Below are some records. Pull every line that contains the word "Modeling".

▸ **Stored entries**
>> start
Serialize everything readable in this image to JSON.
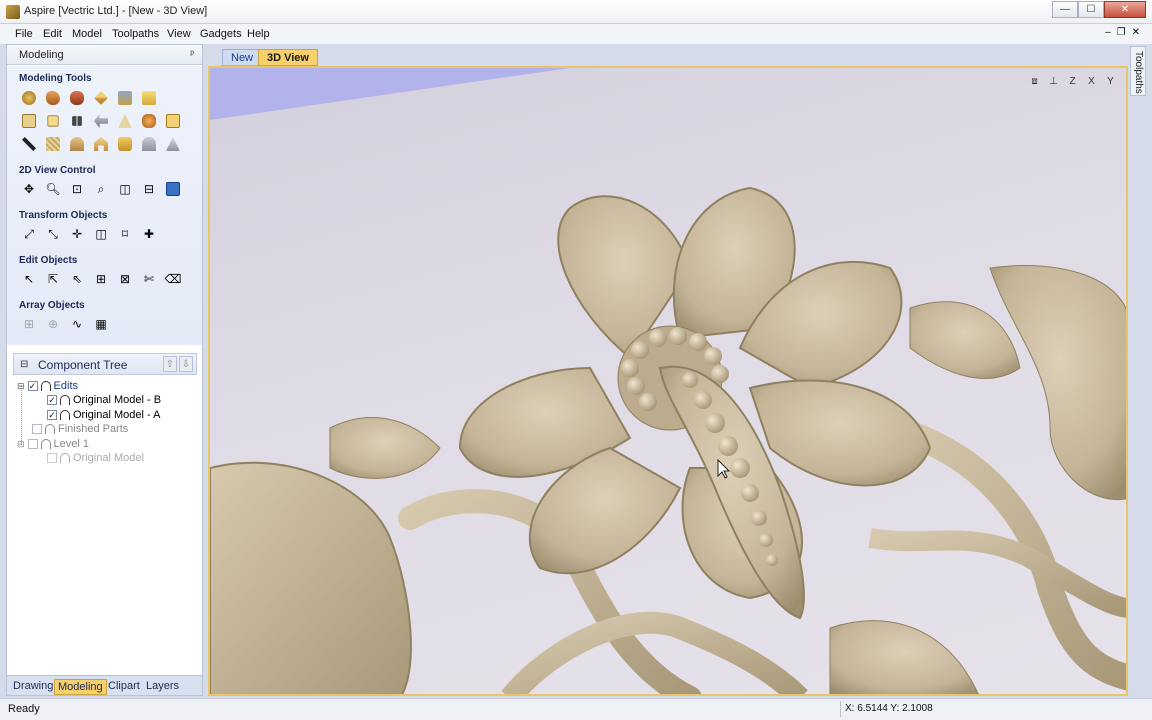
{
  "window": {
    "title": "Aspire [Vectric Ltd.] - [New - 3D View]",
    "min": "—",
    "max": "☐",
    "close": "✕"
  },
  "menu": {
    "items": [
      "File",
      "Edit",
      "Model",
      "Toolpaths",
      "View",
      "Gadgets",
      "Help"
    ],
    "mdi_min": "–",
    "mdi_restore": "❐",
    "mdi_close": "✕"
  },
  "left_panel": {
    "header": "Modeling",
    "pin": "ᵖ",
    "sections": {
      "modeling_tools": "Modeling Tools",
      "view_control": "2D View Control",
      "transform": "Transform Objects",
      "edit": "Edit Objects",
      "array": "Array Objects"
    }
  },
  "component_tree": {
    "title": "Component Tree",
    "items": [
      {
        "label": "Edits",
        "checked": "✓"
      },
      {
        "label": "Original Model - B",
        "checked": "✓"
      },
      {
        "label": "Original Model - A",
        "checked": "✓"
      },
      {
        "label": "Finished Parts",
        "checked": ""
      },
      {
        "label": "Level 1",
        "checked": ""
      },
      {
        "label": "Original Model",
        "checked": ""
      }
    ]
  },
  "bottom_tabs": [
    "Drawing",
    "Modeling",
    "Clipart",
    "Layers"
  ],
  "doc_tabs": [
    "New",
    "3D View"
  ],
  "right_dock": "Toolpaths",
  "status": {
    "left": "Ready",
    "coords": "X: 6.5144 Y: 2.1008"
  },
  "colors": {
    "accent": "#f7cf6b",
    "model": "#c8b9a0",
    "background": "#dcd9e3"
  }
}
>> end
▸ **Output**
    "header": "Modeling",
      "modeling_tools": "Modeling Tools",
    "Modeling",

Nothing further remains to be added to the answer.